- _Stored records_
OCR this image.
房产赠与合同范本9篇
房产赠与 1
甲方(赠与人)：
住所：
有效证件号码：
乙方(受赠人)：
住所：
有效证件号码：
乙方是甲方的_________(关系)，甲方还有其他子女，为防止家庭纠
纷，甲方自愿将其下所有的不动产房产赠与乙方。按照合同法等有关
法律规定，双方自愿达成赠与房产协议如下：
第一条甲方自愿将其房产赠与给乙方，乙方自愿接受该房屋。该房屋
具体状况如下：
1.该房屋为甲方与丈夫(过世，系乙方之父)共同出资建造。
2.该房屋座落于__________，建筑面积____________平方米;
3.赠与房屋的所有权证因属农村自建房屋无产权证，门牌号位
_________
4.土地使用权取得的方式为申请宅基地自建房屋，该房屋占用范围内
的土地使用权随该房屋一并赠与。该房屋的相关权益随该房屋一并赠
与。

- _Task goal_
Every entry should be printed again exactly as written.

- _Task solution_
OCR this image.
房产赠与合同范本9篇
房产赠与 1
甲方(赠与人)：
住所：
有效证件号码：
乙方(受赠人)：
住所：
有效证件号码：
乙方是甲方的_________(关系)，甲方还有其他子女，为防止家庭纠
纷，甲方自愿将其下所有的不动产房产赠与乙方。按照合同法等有关
法律规定，双方自愿达成赠与房产协议如下：
第一条甲方自愿将其房产赠与给乙方，乙方自愿接受该房屋。该房屋
具体状况如下：
1.该房屋为甲方与丈夫(过世，系乙方之父)共同出资建造。
2.该房屋座落于__________，建筑面积____________平方米;
3.赠与房屋的所有权证因属农村自建房屋无产权证，门牌号位
_________
4.土地使用权取得的方式为申请宅基地自建房屋，该房屋占用范围内
的土地使用权随该房屋一并赠与。该房屋的相关权益随该房屋一并赠
与。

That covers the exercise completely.